= Task goal =
Where a line in the listing contains the string "Jersey", copy that line out.

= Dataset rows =
####

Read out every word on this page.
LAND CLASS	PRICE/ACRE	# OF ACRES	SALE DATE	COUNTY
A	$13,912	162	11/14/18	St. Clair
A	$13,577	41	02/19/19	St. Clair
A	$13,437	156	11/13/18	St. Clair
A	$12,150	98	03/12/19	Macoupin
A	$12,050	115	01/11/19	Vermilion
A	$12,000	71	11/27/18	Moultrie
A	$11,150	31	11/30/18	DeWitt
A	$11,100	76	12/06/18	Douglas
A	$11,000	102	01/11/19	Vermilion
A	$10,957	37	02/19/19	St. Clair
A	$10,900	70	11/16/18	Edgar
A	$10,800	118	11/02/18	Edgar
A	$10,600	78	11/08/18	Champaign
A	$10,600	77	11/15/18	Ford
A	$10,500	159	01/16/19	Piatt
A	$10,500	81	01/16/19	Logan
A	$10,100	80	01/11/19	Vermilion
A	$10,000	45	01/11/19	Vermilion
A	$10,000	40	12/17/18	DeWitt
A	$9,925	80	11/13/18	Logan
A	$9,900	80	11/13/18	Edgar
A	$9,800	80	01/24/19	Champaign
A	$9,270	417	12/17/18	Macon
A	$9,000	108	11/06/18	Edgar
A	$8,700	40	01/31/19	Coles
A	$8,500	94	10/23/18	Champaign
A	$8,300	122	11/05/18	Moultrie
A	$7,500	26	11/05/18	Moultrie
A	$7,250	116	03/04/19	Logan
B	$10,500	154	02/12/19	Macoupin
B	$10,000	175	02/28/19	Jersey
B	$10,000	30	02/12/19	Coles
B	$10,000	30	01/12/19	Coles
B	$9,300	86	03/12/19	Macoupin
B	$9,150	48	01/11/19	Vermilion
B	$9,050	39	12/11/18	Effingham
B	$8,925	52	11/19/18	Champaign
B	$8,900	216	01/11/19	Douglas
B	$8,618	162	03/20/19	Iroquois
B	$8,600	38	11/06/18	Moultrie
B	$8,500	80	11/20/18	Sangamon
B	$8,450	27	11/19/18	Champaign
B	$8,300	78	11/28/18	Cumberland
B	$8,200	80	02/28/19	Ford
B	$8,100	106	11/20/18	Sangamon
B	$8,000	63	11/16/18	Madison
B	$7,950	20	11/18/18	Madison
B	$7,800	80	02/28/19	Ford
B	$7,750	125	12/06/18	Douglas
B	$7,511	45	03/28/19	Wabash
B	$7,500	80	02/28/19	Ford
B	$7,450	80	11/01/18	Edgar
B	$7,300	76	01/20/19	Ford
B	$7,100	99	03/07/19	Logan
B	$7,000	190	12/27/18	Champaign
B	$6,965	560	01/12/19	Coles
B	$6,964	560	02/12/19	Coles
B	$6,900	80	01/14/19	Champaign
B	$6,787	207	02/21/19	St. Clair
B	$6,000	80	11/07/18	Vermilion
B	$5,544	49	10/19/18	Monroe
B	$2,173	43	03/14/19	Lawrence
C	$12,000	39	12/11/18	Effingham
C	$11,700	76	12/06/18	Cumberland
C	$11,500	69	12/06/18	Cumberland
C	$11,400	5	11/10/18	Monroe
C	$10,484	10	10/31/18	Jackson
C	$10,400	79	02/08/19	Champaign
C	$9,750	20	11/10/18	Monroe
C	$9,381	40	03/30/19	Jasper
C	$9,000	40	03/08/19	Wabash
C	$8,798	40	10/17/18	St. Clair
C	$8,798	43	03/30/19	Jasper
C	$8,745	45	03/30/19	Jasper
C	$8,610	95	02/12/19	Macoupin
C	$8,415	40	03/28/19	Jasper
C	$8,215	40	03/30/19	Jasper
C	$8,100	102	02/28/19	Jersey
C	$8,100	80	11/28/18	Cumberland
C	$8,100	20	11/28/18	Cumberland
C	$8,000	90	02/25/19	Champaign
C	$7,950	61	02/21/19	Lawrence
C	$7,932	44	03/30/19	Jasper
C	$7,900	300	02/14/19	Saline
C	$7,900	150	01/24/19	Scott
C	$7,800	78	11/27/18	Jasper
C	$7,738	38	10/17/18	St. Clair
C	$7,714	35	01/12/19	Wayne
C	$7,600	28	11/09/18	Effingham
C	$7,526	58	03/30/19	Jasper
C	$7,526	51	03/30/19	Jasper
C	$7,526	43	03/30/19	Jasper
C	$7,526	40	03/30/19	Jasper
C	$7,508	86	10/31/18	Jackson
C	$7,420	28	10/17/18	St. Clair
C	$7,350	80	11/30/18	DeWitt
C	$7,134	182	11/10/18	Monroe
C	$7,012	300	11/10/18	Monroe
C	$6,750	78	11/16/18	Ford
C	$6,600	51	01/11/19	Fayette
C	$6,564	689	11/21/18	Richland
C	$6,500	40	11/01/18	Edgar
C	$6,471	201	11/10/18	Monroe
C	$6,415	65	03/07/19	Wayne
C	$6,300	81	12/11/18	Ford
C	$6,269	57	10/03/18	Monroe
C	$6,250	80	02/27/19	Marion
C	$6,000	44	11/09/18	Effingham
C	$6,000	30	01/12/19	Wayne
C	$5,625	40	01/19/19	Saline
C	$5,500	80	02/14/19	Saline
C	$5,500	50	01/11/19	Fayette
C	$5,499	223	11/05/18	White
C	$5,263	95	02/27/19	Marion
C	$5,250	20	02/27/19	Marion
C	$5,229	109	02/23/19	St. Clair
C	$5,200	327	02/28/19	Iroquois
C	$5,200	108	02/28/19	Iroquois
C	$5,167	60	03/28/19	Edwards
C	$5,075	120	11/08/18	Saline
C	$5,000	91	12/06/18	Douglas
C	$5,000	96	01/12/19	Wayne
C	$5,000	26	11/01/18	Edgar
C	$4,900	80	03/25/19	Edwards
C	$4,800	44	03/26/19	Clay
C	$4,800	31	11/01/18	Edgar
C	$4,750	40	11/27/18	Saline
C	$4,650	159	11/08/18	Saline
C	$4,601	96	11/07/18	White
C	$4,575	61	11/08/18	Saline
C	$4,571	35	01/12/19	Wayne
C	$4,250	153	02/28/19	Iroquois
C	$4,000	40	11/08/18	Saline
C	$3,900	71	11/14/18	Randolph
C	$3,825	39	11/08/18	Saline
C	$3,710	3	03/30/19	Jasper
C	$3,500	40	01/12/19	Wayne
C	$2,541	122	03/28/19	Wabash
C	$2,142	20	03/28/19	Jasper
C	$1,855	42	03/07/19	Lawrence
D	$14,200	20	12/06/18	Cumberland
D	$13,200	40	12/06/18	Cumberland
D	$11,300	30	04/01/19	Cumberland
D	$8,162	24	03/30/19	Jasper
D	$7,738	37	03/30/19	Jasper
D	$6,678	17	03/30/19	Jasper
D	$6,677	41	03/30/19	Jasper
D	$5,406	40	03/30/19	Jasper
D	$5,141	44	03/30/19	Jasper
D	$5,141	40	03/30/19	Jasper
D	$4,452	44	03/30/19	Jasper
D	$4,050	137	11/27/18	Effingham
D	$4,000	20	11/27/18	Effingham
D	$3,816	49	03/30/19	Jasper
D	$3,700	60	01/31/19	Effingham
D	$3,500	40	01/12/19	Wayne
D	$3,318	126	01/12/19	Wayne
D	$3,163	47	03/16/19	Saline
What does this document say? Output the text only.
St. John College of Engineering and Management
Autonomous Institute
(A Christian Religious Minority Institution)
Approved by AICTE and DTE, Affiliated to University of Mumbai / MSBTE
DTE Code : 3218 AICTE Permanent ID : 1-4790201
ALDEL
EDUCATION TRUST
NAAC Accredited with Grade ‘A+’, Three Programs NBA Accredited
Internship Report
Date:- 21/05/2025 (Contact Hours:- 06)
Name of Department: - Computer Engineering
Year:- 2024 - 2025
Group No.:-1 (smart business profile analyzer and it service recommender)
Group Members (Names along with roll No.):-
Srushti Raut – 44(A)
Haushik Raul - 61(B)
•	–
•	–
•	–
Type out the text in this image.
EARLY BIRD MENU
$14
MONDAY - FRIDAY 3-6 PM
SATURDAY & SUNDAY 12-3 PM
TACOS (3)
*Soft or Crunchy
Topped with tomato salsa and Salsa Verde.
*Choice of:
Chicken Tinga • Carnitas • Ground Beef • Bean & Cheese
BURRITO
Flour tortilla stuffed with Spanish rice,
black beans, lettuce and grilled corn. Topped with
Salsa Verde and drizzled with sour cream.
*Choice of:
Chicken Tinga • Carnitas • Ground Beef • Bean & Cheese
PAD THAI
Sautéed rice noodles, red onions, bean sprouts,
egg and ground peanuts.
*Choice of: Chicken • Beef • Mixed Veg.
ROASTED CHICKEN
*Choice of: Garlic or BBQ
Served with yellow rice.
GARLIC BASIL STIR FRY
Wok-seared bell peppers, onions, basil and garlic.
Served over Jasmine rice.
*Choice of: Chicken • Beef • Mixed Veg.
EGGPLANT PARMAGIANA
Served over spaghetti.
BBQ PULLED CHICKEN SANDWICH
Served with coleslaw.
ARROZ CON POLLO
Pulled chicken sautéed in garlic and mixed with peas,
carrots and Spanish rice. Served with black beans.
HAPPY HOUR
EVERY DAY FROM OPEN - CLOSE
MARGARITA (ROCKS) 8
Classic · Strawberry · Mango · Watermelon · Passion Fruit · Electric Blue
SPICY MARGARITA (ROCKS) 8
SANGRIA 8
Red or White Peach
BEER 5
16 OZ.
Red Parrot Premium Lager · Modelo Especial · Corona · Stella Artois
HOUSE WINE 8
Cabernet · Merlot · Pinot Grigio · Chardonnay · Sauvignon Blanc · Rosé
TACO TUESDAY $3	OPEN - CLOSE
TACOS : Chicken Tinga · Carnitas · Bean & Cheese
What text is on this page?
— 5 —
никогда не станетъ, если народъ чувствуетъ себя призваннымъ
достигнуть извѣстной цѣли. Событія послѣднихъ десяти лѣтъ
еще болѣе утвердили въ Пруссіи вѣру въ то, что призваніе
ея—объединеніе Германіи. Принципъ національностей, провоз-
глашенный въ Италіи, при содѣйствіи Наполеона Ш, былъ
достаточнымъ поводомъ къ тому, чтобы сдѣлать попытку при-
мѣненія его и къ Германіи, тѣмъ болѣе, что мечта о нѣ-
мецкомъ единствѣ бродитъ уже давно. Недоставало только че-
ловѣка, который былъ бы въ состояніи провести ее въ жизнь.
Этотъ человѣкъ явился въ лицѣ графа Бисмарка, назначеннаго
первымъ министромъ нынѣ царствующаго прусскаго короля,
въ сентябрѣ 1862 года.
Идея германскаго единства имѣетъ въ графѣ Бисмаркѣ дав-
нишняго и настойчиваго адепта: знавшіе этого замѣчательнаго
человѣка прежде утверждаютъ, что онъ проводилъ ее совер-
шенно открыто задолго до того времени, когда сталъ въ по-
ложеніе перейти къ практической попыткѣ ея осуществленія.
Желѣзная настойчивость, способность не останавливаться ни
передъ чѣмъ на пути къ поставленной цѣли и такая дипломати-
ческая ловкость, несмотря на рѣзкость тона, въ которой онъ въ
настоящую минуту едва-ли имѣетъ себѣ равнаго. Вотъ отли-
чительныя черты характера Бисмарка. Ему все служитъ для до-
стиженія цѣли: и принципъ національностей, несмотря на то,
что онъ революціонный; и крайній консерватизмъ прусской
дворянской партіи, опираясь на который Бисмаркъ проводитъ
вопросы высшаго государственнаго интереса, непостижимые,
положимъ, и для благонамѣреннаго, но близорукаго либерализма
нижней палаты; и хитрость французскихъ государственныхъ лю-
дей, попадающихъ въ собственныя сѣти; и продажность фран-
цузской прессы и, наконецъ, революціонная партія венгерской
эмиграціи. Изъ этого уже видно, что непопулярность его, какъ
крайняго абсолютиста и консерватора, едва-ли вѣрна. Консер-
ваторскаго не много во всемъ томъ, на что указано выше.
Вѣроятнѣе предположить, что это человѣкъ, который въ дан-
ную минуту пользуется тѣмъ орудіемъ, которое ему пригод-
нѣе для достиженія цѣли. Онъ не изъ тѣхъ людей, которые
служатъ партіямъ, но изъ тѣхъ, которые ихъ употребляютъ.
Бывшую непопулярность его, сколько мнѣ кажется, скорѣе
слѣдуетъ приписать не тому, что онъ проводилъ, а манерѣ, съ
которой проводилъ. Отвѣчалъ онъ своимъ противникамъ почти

####

= Output for this task =
B	$10,000	175	02/28/19	Jersey
C	$8,100	102	02/28/19	Jersey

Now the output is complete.